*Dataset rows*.
******************************
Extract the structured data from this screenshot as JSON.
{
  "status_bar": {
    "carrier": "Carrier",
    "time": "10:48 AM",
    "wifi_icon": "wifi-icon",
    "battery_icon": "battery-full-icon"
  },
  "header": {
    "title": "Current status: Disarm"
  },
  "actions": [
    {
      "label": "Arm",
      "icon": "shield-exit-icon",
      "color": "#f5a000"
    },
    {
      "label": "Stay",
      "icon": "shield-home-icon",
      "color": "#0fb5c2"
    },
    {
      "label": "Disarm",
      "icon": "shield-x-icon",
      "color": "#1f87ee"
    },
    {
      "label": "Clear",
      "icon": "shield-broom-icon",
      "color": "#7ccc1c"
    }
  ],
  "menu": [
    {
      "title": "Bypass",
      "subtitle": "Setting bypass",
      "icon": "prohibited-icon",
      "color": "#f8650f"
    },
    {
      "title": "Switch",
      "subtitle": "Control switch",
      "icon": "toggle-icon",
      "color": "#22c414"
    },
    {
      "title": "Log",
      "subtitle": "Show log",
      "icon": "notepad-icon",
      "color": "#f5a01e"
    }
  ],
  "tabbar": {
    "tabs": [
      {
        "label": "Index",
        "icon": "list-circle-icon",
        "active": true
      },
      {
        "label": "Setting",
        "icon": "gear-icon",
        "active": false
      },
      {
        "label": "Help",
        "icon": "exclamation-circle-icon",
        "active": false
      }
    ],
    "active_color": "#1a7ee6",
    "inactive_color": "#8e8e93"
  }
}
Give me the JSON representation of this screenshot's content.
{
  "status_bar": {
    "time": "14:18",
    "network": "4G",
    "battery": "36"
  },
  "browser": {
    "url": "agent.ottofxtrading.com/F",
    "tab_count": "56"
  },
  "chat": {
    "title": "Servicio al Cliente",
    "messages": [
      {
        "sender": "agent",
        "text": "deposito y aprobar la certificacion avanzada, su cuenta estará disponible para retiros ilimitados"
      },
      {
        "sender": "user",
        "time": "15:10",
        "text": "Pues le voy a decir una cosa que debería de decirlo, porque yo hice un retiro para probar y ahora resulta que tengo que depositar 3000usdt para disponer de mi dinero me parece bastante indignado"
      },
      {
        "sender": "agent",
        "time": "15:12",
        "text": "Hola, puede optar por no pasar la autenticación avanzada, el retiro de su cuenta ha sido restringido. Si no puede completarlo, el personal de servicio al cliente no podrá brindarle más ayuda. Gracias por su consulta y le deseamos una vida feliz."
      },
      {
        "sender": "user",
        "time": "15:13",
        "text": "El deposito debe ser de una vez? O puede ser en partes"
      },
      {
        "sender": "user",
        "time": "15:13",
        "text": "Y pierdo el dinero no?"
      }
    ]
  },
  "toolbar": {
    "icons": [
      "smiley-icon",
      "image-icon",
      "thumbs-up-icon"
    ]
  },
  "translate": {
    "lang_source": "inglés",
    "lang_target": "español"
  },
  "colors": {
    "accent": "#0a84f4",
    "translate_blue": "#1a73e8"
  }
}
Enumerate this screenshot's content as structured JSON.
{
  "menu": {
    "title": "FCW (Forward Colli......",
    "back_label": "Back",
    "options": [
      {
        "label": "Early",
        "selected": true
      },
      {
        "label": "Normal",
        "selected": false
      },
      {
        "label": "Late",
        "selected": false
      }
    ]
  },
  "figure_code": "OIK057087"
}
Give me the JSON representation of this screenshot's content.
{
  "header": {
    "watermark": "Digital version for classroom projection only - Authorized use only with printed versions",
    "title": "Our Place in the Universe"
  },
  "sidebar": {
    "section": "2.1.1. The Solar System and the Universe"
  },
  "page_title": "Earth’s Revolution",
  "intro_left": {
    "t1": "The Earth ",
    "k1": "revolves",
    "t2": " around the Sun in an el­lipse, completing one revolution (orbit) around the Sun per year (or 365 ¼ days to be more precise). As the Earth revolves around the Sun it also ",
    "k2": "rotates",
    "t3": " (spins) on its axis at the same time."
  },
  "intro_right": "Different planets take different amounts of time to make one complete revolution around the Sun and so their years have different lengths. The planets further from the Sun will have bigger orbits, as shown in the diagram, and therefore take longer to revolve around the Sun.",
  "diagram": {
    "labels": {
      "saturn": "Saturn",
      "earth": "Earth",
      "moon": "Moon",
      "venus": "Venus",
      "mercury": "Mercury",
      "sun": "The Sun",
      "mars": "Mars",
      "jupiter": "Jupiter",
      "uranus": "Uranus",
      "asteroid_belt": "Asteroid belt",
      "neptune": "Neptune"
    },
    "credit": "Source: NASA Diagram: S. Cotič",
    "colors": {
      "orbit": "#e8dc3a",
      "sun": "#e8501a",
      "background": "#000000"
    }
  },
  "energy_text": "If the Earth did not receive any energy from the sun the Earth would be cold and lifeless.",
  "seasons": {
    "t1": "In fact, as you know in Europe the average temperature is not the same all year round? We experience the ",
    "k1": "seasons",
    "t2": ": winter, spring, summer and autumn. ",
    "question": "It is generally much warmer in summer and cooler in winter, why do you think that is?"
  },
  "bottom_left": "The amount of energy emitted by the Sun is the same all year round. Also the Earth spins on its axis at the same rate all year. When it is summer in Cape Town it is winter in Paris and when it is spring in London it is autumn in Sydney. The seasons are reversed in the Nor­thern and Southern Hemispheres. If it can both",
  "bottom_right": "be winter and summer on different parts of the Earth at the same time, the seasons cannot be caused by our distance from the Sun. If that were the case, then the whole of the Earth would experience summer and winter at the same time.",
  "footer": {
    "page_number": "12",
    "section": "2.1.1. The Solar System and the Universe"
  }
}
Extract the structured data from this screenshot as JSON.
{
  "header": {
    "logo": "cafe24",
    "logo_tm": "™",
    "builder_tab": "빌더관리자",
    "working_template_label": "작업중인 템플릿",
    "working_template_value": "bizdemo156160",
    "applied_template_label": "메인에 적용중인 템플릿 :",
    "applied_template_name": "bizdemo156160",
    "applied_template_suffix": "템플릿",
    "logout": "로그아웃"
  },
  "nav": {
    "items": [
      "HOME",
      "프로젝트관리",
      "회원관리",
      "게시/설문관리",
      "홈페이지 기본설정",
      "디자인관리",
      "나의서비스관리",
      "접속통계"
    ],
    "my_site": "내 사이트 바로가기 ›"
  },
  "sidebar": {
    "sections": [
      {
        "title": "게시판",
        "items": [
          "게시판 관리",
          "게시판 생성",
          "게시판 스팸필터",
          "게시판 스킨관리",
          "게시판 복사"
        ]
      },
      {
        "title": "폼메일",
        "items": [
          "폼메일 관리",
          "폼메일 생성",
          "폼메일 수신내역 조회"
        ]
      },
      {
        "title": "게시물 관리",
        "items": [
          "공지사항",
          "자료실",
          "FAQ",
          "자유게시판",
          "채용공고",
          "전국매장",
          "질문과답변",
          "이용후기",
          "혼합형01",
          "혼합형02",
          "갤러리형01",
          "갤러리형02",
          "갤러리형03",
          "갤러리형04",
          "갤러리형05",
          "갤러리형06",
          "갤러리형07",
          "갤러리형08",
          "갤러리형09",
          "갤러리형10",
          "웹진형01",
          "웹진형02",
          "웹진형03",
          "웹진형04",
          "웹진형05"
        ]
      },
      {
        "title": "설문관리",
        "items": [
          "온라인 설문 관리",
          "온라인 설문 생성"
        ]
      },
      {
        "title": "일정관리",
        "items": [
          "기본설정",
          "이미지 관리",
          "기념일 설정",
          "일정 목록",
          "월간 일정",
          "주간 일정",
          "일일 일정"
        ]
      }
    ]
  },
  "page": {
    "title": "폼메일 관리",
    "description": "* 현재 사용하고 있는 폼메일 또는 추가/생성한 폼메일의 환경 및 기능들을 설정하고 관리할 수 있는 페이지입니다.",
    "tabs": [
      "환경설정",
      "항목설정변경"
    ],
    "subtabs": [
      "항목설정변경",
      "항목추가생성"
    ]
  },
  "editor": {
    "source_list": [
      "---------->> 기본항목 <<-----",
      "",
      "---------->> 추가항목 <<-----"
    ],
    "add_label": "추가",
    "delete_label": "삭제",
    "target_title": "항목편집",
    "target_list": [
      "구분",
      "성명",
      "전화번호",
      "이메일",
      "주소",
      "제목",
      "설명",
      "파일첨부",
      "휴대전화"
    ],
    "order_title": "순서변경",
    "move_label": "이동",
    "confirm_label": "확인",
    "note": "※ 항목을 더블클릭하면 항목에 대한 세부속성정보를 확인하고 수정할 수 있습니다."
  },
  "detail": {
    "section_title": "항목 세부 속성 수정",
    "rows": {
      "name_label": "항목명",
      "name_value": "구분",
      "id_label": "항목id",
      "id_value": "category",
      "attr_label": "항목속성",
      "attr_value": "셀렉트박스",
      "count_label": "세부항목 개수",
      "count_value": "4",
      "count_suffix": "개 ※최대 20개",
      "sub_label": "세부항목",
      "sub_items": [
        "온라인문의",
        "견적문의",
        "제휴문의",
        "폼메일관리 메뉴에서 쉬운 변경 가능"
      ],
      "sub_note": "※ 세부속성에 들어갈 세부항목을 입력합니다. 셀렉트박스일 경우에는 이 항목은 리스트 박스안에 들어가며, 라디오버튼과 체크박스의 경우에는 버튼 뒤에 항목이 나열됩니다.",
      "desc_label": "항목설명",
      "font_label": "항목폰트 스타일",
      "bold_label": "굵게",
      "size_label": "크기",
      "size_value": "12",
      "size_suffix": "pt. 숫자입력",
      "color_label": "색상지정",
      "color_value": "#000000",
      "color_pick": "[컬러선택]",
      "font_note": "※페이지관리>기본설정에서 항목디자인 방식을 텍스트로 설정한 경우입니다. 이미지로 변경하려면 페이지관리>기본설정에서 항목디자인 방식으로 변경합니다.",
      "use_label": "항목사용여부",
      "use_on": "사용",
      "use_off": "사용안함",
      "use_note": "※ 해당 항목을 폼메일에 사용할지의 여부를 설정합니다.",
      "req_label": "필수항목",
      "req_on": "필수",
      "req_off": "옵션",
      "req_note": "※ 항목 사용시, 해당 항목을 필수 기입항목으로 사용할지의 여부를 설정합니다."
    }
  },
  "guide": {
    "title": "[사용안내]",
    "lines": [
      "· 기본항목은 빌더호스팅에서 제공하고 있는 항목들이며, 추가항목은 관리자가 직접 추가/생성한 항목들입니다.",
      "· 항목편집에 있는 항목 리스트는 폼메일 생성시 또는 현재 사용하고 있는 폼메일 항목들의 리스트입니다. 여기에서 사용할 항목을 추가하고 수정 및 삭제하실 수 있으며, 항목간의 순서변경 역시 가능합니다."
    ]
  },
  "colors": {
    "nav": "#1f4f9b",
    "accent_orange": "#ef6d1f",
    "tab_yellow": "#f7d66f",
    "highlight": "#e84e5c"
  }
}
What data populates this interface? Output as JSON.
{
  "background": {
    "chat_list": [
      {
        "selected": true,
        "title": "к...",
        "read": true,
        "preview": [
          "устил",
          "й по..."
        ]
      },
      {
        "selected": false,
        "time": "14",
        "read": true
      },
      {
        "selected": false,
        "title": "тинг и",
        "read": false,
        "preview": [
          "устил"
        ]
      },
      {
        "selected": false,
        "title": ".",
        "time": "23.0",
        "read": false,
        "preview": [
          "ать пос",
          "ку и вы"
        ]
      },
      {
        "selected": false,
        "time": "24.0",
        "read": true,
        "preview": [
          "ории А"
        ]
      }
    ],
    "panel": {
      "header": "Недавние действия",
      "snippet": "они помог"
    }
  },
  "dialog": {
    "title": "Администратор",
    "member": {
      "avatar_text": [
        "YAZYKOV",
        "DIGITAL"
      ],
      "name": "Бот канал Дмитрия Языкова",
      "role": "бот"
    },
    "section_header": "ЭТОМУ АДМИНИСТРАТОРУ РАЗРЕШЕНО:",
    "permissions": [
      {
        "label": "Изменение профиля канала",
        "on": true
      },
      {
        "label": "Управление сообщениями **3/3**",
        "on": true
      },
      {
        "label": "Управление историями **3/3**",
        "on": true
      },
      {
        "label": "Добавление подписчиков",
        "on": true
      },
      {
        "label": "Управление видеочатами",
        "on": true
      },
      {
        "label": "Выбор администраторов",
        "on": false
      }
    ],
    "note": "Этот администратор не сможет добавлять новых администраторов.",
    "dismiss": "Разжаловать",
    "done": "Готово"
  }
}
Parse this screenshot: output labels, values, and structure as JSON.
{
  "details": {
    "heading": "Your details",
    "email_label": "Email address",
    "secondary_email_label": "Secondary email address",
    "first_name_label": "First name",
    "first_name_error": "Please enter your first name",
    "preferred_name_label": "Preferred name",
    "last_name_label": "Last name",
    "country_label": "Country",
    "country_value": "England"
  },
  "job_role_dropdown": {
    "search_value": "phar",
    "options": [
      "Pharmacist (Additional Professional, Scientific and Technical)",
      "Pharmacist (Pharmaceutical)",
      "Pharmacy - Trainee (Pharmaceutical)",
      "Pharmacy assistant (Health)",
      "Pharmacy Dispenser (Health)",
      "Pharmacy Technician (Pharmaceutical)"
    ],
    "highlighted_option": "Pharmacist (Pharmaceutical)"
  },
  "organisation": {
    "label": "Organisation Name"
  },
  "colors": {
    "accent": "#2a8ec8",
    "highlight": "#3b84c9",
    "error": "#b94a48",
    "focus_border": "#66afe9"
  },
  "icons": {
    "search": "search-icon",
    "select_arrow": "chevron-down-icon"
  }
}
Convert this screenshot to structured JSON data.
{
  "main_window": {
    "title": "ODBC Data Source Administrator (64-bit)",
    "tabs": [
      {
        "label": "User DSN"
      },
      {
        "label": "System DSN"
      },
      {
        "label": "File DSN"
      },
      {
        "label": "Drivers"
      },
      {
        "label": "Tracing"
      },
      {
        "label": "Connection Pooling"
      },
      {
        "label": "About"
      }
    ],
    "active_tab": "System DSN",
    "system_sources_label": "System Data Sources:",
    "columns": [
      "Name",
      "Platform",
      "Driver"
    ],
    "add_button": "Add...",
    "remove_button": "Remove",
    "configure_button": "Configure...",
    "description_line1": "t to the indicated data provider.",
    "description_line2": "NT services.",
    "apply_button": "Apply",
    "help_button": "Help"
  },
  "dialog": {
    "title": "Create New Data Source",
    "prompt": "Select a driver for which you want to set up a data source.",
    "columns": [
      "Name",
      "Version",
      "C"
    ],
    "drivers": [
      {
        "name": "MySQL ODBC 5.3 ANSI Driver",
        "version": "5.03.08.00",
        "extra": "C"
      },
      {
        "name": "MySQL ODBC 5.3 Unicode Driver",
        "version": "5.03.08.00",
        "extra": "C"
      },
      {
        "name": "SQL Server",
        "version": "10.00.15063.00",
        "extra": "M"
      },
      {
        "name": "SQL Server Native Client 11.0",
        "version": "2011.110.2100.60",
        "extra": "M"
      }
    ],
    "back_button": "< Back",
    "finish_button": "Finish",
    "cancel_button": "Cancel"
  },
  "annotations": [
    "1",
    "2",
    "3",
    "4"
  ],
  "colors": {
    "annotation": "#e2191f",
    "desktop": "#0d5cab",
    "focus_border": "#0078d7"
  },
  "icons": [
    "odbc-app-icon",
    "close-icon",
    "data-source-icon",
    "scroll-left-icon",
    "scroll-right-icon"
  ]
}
******************************
*The request*.
Copy each line that holds the word "this".

*Exercise output*.
Extract the structured data from this screenshot as JSON.
Give me the JSON representation of this screenshot's content.
Enumerate this screenshot's content as structured JSON.
Give me the JSON representation of this screenshot's content.
Extract the structured data from this screenshot as JSON.
What data populates this interface? Output as JSON.
Parse this screenshot: output labels, values, and structure as JSON.
Convert this screenshot to structured JSON data.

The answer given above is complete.